Copy out each line containing "glycosylation" from the entries below.

Start of The data

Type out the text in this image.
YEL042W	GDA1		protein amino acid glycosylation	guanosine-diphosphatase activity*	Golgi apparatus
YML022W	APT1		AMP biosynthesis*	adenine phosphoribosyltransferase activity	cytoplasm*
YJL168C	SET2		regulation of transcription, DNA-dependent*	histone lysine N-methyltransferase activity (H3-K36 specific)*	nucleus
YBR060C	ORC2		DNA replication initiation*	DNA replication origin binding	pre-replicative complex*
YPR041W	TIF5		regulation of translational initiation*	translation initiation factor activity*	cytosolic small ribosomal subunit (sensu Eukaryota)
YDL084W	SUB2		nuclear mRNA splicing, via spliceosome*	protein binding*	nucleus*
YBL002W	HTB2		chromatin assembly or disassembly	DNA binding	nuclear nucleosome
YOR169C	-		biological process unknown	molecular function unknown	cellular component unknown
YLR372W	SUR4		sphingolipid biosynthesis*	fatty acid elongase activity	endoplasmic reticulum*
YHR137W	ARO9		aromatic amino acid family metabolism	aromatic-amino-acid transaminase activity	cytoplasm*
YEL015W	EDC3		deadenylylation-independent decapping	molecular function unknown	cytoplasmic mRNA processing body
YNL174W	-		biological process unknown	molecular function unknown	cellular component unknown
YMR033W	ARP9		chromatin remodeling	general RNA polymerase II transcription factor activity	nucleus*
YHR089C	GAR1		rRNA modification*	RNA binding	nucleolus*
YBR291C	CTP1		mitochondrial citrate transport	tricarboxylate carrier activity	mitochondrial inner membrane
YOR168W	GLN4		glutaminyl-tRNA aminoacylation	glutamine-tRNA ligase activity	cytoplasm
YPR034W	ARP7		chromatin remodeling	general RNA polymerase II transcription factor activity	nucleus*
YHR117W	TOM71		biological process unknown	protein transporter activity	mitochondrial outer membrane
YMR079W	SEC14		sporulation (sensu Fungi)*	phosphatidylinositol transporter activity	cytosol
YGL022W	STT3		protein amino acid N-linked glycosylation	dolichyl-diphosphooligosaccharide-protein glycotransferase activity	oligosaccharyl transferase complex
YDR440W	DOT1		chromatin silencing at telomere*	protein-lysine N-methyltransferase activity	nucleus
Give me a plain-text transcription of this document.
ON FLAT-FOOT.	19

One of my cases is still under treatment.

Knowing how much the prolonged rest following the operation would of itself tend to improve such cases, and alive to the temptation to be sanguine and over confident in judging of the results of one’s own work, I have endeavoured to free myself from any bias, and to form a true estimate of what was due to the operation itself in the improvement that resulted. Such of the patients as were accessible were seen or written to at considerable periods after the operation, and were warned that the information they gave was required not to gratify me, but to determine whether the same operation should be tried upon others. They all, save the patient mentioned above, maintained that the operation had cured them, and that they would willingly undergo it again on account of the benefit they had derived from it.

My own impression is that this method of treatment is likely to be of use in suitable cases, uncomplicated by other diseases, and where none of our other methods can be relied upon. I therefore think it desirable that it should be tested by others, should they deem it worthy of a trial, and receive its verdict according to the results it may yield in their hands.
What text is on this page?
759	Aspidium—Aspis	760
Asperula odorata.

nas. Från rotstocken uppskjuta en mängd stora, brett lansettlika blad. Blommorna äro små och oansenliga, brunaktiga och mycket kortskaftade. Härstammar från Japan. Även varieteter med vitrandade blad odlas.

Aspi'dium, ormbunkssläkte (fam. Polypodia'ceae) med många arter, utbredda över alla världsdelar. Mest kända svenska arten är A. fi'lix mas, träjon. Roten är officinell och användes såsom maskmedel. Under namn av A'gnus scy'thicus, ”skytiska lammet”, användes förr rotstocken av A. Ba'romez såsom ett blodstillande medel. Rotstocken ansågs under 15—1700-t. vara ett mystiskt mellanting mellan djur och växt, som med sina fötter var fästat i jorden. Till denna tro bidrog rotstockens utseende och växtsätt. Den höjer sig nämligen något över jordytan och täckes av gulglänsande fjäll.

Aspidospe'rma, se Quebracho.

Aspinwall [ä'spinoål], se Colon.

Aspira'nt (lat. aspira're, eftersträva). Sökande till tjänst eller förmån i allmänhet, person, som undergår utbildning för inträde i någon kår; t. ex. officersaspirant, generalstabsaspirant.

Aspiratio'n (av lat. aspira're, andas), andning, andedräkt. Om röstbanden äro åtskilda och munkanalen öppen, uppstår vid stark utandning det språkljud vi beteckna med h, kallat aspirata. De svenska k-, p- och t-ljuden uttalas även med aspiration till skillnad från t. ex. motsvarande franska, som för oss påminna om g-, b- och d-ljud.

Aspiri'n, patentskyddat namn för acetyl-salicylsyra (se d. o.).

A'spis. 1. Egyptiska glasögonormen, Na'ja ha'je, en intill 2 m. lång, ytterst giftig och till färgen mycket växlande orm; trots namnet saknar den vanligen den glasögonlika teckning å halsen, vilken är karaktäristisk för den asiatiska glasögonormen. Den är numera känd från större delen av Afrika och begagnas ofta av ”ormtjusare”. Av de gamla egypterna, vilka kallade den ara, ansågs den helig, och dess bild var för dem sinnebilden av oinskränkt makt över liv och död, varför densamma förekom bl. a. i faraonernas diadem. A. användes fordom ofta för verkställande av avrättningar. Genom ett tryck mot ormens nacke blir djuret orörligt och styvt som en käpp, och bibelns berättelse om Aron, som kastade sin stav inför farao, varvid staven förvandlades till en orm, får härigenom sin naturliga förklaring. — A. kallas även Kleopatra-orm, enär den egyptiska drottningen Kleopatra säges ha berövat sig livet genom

End of The data

→ **Response below**
YEL042W	GDA1		protein amino acid glycosylation	guanosine-diphosphatase activity*	Golgi apparatus
YGL022W	STT3		protein amino acid N-linked glycosylation	dolichyl-diphosphooligosaccharide-protein glycotransferase activity	oligosaccharyl transferase complex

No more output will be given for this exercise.